● Problem to solve:
Repeat every record below exactly, omitting any pictures.

..............................

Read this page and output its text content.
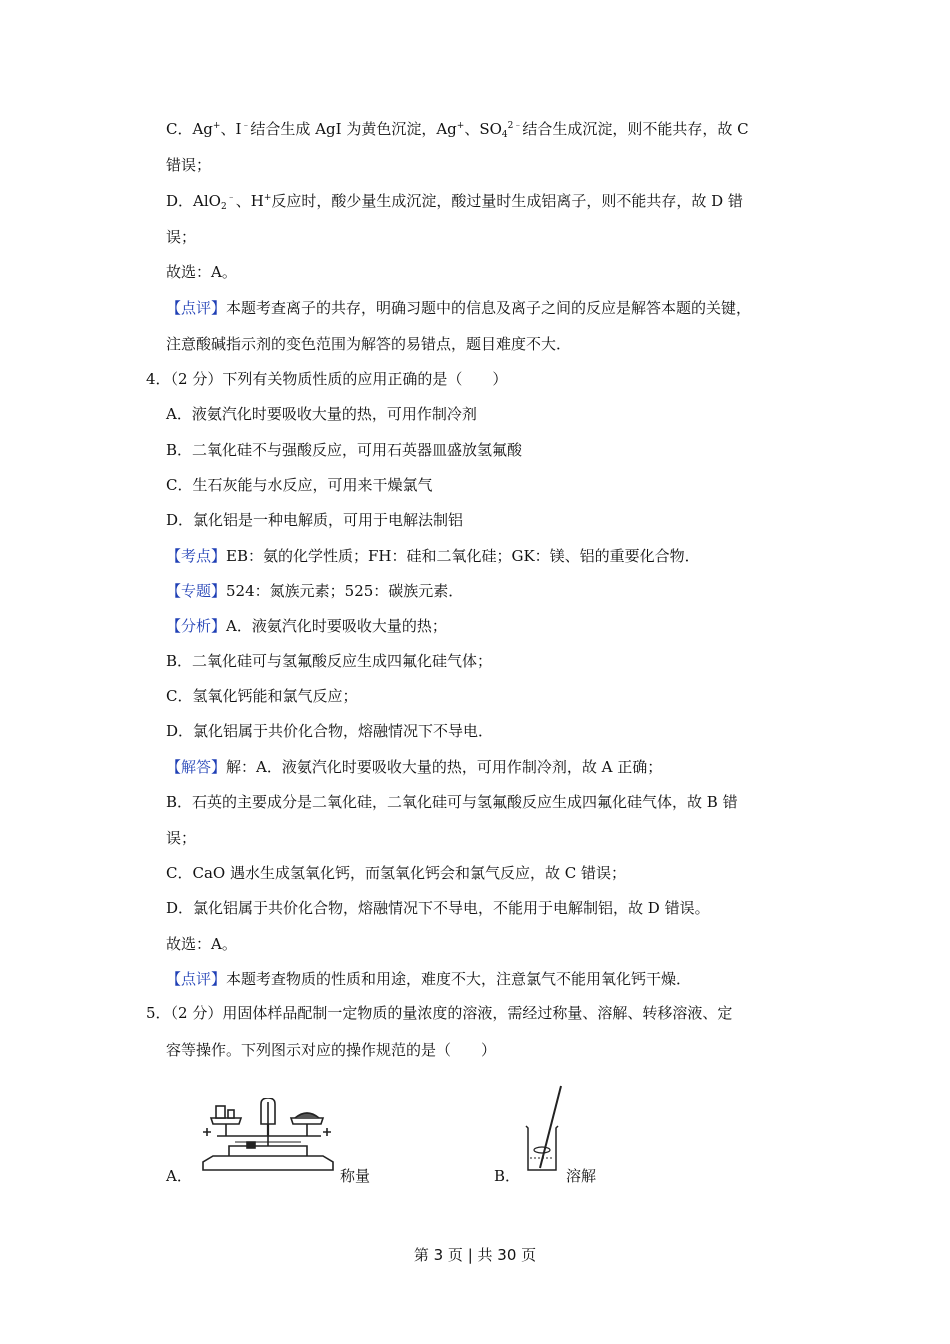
C．Ag+、I﹣结合生成 AgI 为黄色沉淀，Ag+、$SO_4^{2﹣}$结合生成沉淀，则不能共存，故 C
错误；
D．AlO$_2$﹣、H+反应时，酸少量生成沉淀，酸过量时生成铝离子，则不能共存，故 D 错
误；
故选：A。
【点评】本题考查离子的共存，明确习题中的信息及离子之间的反应是解答本题的关键，
注意酸碱指示剂的变色范围为解答的易错点，题目难度不大．
4．（2 分）下列有关物质性质的应用正确的是（　　）
A．液氨汽化时要吸收大量的热，可用作制冷剂
B．二氧化硅不与强酸反应，可用石英器皿盛放氢氟酸
C．生石灰能与水反应，可用来干燥氯气
D．氯化铝是一种电解质，可用于电解法制铝
【考点】EB：氨的化学性质；FH：硅和二氧化硅；GK：镁、铝的重要化合物．
【专题】524：氮族元素；525：碳族元素．
【分析】A．液氨汽化时要吸收大量的热；
B．二氧化硅可与氢氟酸反应生成四氟化硅气体；
C．氢氧化钙能和氯气反应；
D．氯化铝属于共价化合物，熔融情况下不导电．
【解答】解：A．液氨汽化时要吸收大量的热，可用作制冷剂，故 A 正确；
B．石英的主要成分是二氧化硅，二氧化硅可与氢氟酸反应生成四氟化硅气体，故 B 错
误；
C．CaO 遇水生成氢氧化钙，而氢氧化钙会和氯气反应，故 C 错误；
D．氯化铝属于共价化合物，熔融情况下不导电，不能用于电解制铝，故 D 错误。
故选：A。
【点评】本题考查物质的性质和用途，难度不大，注意氯气不能用氧化钙干燥．
5．（2 分）用固体样品配制一定物质的量浓度的溶液，需经过称量、溶解、转移溶液、定
容等操作。下列图示对应的操作规范的是（　　）
A．	称量	B．	溶解
第 3 页 | 共 30 页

..............................

● Solution to this exercise:
Read this page and output its text content.
C．Ag+、I﹣结合生成 AgI 为黄色沉淀，Ag+、$SO_4^{2﹣}$结合生成沉淀，则不能共存，故 C
错误；
D．AlO$_2$﹣、H+反应时，酸少量生成沉淀，酸过量时生成铝离子，则不能共存，故 D 错
误；
故选：A。
【点评】本题考查离子的共存，明确习题中的信息及离子之间的反应是解答本题的关键，
注意酸碱指示剂的变色范围为解答的易错点，题目难度不大．
4．（2 分）下列有关物质性质的应用正确的是（　　）
A．液氨汽化时要吸收大量的热，可用作制冷剂
B．二氧化硅不与强酸反应，可用石英器皿盛放氢氟酸
C．生石灰能与水反应，可用来干燥氯气
D．氯化铝是一种电解质，可用于电解法制铝
【考点】EB：氨的化学性质；FH：硅和二氧化硅；GK：镁、铝的重要化合物．
【专题】524：氮族元素；525：碳族元素．
【分析】A．液氨汽化时要吸收大量的热；
B．二氧化硅可与氢氟酸反应生成四氟化硅气体；
C．氢氧化钙能和氯气反应；
D．氯化铝属于共价化合物，熔融情况下不导电．
【解答】解：A．液氨汽化时要吸收大量的热，可用作制冷剂，故 A 正确；
B．石英的主要成分是二氧化硅，二氧化硅可与氢氟酸反应生成四氟化硅气体，故 B 错
误；
C．CaO 遇水生成氢氧化钙，而氢氧化钙会和氯气反应，故 C 错误；
D．氯化铝属于共价化合物，熔融情况下不导电，不能用于电解制铝，故 D 错误。
故选：A。
【点评】本题考查物质的性质和用途，难度不大，注意氯气不能用氧化钙干燥．
5．（2 分）用固体样品配制一定物质的量浓度的溶液，需经过称量、溶解、转移溶液、定
容等操作。下列图示对应的操作规范的是（　　）
A．	称量	B．	溶解
第 3 页 | 共 30 页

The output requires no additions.